Materials for Entry Door
Once you’ve established how much you’re willing to pay for an entry door that will fulfil all your requirements the next thing you’ll need to consider is materials. While in the not too distant past you were basically choosing between different types of wood today you have a slew of material choices any one of which will be perfect for someone’s home. Let’s take a look at those choices and the main selling points for each.
Wood Entry Door
We start with wood because it has tradition on its side. It also has beauty, integrity and the impossible-to-replicate feeling of a completely natural material going for it. When most people think of entry doors their thoughts naturally migrate to wood. Even many of those who are willing to consider alternative materials typically think of how well something like fiberglass can replicate the appearance of natural wood. Wood doors provide you with myriad design options, can have windows or be windowless and have a solidity and weight many find pleasing for both aesthetic and security reasons. A solid wood door also provides decent insulation and if it’s properly cared for will add significantly to both the curb appeal and market value of your home. That’s the good news. On the downside, wooden doors need a fair amount of maintenance because they’re prone to rotting, cracking and warping if they’re not properly cared for. In addition you always run the risk of attracting termites or wood ants who appreciate your wood door as much as you do but for different reasons. If you decide to go the traditional wooden door route be prepared to pay extra because quality wooden doors are not cheap. And also be prepared to accept that every couple of years you’ll need to paint or stain it.
Steel Entry Door
The opposite of vinyl when it comes to home security is steel. A fully insulated steel entry door will repel even the most determined B&E guy with little effort. As such, and as we said earlier, you may actually see a reduction in your homeowner’s insurance after installation of a steel entry door. But before you start thinking that steel is not an appropriate material for a front door think again. Steel entry doors today can assume any number of different appearances. They can be made to look like virtually any type of wood with any finish you can imagine. Or they can embrace their steel-ness while exhibiting all the aesthetic versatility of that most underappreciated of materials. Beyond aesthetic concerns your steel door will last for decades, provide excellent insulative ability and won’t warp, crack or rot like wooden doors. And because they won’t expand or contract like wood you’ll never have to worry about the door sticking on the frame or being difficult to open or close. Steel sliding doors are also a popular commercial choice. On the downside steel doors are susceptible to corrosion and so are not an ideal choice for damp climates. They’re also going to cost you more than most other types of doors.

→ The task
According to the entry door materials text, why are steel doors not an ideal choice for damp climates?

[Layout coordinate data]
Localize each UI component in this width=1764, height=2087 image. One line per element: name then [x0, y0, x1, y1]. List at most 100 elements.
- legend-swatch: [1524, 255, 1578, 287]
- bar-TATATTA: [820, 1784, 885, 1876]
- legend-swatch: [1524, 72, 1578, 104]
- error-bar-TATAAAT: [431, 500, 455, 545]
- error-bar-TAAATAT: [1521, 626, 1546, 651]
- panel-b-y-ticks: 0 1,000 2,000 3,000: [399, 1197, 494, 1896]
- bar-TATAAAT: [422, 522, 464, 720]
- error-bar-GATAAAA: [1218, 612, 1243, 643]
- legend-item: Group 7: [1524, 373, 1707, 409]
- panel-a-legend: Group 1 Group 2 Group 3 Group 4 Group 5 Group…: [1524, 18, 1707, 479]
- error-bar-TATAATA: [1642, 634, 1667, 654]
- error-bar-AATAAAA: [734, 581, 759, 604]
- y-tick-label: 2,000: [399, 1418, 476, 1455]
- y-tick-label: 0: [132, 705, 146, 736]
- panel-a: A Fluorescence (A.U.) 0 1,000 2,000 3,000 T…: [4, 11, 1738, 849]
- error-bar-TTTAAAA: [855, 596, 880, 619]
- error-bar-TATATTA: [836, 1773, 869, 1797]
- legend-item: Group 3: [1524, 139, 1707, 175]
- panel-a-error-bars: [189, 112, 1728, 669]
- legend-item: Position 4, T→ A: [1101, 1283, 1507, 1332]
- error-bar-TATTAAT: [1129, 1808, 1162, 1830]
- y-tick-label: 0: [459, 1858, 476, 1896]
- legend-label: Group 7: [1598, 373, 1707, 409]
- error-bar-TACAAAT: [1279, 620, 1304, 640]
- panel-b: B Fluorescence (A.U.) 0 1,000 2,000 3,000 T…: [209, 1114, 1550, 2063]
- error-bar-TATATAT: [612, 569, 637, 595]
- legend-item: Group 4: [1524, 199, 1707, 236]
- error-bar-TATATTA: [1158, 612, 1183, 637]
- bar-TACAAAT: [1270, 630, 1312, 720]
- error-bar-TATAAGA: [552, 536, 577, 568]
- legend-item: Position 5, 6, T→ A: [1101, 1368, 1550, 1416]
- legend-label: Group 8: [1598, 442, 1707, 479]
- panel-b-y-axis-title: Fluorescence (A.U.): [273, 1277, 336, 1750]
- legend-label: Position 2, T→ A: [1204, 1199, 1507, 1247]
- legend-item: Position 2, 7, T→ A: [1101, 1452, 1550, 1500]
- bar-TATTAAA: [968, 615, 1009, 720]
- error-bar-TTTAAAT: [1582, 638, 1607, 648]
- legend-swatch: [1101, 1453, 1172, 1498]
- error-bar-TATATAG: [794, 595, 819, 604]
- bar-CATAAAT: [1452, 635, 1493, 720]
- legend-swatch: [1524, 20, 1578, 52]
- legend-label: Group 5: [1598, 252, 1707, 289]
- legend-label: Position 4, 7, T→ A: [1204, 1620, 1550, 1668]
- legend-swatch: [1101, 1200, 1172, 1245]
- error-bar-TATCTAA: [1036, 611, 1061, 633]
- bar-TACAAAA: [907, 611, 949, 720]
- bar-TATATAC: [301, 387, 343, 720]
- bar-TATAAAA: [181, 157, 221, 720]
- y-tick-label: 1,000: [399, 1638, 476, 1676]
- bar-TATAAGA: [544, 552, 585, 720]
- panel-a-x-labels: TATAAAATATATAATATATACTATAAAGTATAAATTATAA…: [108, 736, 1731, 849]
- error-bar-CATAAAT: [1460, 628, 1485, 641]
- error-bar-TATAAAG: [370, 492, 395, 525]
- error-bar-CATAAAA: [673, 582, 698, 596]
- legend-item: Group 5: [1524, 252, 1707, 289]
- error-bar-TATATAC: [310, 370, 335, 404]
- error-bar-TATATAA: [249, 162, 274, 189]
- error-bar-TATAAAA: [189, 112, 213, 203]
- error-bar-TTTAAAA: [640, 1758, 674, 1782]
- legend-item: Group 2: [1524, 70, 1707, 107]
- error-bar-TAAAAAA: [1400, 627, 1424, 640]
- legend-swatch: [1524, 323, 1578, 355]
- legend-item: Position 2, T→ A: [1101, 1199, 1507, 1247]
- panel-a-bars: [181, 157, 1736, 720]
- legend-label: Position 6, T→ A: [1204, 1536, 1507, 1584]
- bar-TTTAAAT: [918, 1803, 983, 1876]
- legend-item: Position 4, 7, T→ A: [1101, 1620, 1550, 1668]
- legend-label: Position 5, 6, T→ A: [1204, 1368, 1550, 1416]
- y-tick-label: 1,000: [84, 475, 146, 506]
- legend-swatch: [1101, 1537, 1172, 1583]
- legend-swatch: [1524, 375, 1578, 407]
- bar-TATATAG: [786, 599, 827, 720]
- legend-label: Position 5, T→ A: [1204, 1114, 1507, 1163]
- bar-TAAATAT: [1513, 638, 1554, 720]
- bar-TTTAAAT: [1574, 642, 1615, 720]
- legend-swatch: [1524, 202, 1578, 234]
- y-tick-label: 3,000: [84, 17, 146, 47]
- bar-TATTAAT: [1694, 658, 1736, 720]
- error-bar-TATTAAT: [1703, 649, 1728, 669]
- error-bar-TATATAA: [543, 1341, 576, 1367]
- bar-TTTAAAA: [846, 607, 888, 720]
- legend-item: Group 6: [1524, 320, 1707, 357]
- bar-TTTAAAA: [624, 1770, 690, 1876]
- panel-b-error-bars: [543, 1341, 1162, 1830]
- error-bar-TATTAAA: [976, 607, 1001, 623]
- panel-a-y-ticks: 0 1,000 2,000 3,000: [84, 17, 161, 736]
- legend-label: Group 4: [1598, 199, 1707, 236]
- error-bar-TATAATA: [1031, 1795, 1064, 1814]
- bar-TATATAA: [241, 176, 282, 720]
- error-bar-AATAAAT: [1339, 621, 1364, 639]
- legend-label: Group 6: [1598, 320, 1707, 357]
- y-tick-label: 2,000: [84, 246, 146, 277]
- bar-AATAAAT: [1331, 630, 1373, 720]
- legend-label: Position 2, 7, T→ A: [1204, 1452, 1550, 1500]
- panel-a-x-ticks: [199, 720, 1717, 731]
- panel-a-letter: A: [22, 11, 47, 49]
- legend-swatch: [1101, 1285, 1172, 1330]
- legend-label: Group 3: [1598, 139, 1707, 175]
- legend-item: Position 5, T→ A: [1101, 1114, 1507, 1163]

→ Output for this exercise
Steel doors are susceptible to corrosion.